• _Element location data_
+++++

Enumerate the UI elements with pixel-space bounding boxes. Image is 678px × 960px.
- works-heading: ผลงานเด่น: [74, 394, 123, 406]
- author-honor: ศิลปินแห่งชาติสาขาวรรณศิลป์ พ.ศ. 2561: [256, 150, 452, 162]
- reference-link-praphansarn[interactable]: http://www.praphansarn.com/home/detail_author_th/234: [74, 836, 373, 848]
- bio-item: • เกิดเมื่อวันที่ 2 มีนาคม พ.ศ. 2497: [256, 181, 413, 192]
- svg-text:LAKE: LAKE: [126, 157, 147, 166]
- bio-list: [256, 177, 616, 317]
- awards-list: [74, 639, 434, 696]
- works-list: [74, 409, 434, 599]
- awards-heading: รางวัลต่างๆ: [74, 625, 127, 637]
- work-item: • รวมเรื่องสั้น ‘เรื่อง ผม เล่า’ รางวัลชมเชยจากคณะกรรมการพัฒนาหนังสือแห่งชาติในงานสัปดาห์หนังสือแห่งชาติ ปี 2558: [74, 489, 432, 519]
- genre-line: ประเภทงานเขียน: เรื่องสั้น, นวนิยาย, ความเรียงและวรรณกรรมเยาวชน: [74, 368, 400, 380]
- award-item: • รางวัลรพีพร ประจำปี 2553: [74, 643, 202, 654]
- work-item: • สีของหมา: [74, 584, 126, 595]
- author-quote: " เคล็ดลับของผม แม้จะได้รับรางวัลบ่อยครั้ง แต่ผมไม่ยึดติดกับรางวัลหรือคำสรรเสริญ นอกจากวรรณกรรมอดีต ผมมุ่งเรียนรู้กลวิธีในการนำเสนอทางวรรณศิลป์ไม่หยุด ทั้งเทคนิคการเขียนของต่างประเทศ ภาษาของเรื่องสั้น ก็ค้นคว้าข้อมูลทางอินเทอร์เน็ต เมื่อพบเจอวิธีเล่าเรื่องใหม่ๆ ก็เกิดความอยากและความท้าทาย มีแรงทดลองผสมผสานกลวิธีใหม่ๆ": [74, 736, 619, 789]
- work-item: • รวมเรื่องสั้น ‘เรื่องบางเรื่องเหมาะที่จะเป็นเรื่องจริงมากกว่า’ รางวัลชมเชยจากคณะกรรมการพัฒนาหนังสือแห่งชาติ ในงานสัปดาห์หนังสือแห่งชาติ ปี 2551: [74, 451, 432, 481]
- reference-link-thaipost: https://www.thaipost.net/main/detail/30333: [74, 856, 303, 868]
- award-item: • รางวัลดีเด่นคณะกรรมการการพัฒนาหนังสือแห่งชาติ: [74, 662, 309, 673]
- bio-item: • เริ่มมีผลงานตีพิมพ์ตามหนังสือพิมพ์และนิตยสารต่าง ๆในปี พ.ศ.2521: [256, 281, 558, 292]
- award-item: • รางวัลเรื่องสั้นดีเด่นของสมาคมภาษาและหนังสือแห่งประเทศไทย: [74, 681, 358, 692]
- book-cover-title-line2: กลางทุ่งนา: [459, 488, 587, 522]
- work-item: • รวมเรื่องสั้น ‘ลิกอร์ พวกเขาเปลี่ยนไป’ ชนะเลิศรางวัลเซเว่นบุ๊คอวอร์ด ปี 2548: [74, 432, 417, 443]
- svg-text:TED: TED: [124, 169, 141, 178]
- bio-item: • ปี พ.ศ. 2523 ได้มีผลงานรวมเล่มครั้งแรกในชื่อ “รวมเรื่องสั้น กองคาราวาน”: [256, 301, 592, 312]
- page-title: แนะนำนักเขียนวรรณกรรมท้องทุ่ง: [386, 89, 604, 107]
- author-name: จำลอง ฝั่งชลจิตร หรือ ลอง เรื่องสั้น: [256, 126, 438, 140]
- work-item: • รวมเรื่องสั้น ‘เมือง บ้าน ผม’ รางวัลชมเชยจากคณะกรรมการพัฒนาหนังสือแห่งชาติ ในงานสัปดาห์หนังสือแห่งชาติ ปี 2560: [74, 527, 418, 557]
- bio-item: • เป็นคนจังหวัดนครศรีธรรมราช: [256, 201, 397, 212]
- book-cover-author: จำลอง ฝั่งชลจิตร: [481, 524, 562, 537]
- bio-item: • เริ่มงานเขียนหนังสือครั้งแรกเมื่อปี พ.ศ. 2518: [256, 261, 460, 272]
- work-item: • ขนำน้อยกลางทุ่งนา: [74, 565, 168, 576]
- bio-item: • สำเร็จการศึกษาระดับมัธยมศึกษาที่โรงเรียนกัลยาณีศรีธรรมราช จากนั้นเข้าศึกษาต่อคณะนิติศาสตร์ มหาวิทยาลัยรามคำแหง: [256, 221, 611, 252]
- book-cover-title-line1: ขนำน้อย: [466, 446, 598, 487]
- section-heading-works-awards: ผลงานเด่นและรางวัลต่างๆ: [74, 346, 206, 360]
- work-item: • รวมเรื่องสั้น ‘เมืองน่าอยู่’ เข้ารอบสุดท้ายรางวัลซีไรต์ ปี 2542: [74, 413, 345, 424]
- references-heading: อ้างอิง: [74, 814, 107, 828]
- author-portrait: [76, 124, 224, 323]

+++++

• _Short exercise_
Copy all of the data above line for line, without changing a single character.

• _Response for this exercise_
Enumerate the UI elements with pixel-space bounding boxes. Image is 678px × 960px.
- works-heading: ผลงานเด่น: [74, 394, 123, 406]
- author-honor: ศิลปินแห่งชาติสาขาวรรณศิลป์ พ.ศ. 2561: [256, 150, 452, 162]
- reference-link-praphansarn[interactable]: http://www.praphansarn.com/home/detail_author_th/234: [74, 836, 373, 848]
- bio-item: • เกิดเมื่อวันที่ 2 มีนาคม พ.ศ. 2497: [256, 181, 413, 192]
- svg-text:LAKE: LAKE: [126, 157, 147, 166]
- bio-list: [256, 177, 616, 317]
- awards-list: [74, 639, 434, 696]
- works-list: [74, 409, 434, 599]
- awards-heading: รางวัลต่างๆ: [74, 625, 127, 637]
- work-item: • รวมเรื่องสั้น ‘เรื่อง ผม เล่า’ รางวัลชมเชยจากคณะกรรมการพัฒนาหนังสือแห่งชาติในงานสัปดาห์หนังสือแห่งชาติ ปี 2558: [74, 489, 432, 519]
- genre-line: ประเภทงานเขียน: เรื่องสั้น, นวนิยาย, ความเรียงและวรรณกรรมเยาวชน: [74, 368, 400, 380]
- award-item: • รางวัลรพีพร ประจำปี 2553: [74, 643, 202, 654]
- work-item: • สีของหมา: [74, 584, 126, 595]
- author-quote: " เคล็ดลับของผม แม้จะได้รับรางวัลบ่อยครั้ง แต่ผมไม่ยึดติดกับรางวัลหรือคำสรรเสริญ นอกจากวรรณกรรมอดีต ผมมุ่งเรียนรู้กลวิธีในการนำเสนอทางวรรณศิลป์ไม่หยุด ทั้งเทคนิคการเขียนของต่างประเทศ ภาษาของเรื่องสั้น ก็ค้นคว้าข้อมูลทางอินเทอร์เน็ต เมื่อพบเจอวิธีเล่าเรื่องใหม่ๆ ก็เกิดความอยากและความท้าทาย มีแรงทดลองผสมผสานกลวิธีใหม่ๆ": [74, 736, 619, 789]
- work-item: • รวมเรื่องสั้น ‘เรื่องบางเรื่องเหมาะที่จะเป็นเรื่องจริงมากกว่า’ รางวัลชมเชยจากคณะกรรมการพัฒนาหนังสือแห่งชาติ ในงานสัปดาห์หนังสือแห่งชาติ ปี 2551: [74, 451, 432, 481]
- reference-link-thaipost: https://www.thaipost.net/main/detail/30333: [74, 856, 303, 868]
- award-item: • รางวัลดีเด่นคณะกรรมการการพัฒนาหนังสือแห่งชาติ: [74, 662, 309, 673]
- bio-item: • เริ่มมีผลงานตีพิมพ์ตามหนังสือพิมพ์และนิตยสารต่าง ๆในปี พ.ศ.2521: [256, 281, 558, 292]
- award-item: • รางวัลเรื่องสั้นดีเด่นของสมาคมภาษาและหนังสือแห่งประเทศไทย: [74, 681, 358, 692]
- book-cover-title-line2: กลางทุ่งนา: [459, 488, 587, 522]
- work-item: • รวมเรื่องสั้น ‘ลิกอร์ พวกเขาเปลี่ยนไป’ ชนะเลิศรางวัลเซเว่นบุ๊คอวอร์ด ปี 2548: [74, 432, 417, 443]
- svg-text:TED: TED: [124, 169, 141, 178]
- bio-item: • ปี พ.ศ. 2523 ได้มีผลงานรวมเล่มครั้งแรกในชื่อ “รวมเรื่องสั้น กองคาราวาน”: [256, 301, 592, 312]
- page-title: แนะนำนักเขียนวรรณกรรมท้องทุ่ง: [386, 89, 604, 107]
- author-name: จำลอง ฝั่งชลจิตร หรือ ลอง เรื่องสั้น: [256, 126, 438, 140]
- work-item: • รวมเรื่องสั้น ‘เมือง บ้าน ผม’ รางวัลชมเชยจากคณะกรรมการพัฒนาหนังสือแห่งชาติ ในงานสัปดาห์หนังสือแห่งชาติ ปี 2560: [74, 527, 418, 557]
- bio-item: • เป็นคนจังหวัดนครศรีธรรมราช: [256, 201, 397, 212]
- book-cover-author: จำลอง ฝั่งชลจิตร: [481, 524, 562, 537]
- bio-item: • เริ่มงานเขียนหนังสือครั้งแรกเมื่อปี พ.ศ. 2518: [256, 261, 460, 272]
- work-item: • ขนำน้อยกลางทุ่งนา: [74, 565, 168, 576]
- bio-item: • สำเร็จการศึกษาระดับมัธยมศึกษาที่โรงเรียนกัลยาณีศรีธรรมราช จากนั้นเข้าศึกษาต่อคณะนิติศาสตร์ มหาวิทยาลัยรามคำแหง: [256, 221, 611, 252]
- book-cover-title-line1: ขนำน้อย: [466, 446, 598, 487]
- section-heading-works-awards: ผลงานเด่นและรางวัลต่างๆ: [74, 346, 206, 360]
- work-item: • รวมเรื่องสั้น ‘เมืองน่าอยู่’ เข้ารอบสุดท้ายรางวัลซีไรต์ ปี 2542: [74, 413, 345, 424]
- references-heading: อ้างอิง: [74, 814, 107, 828]
- author-portrait: [76, 124, 224, 323]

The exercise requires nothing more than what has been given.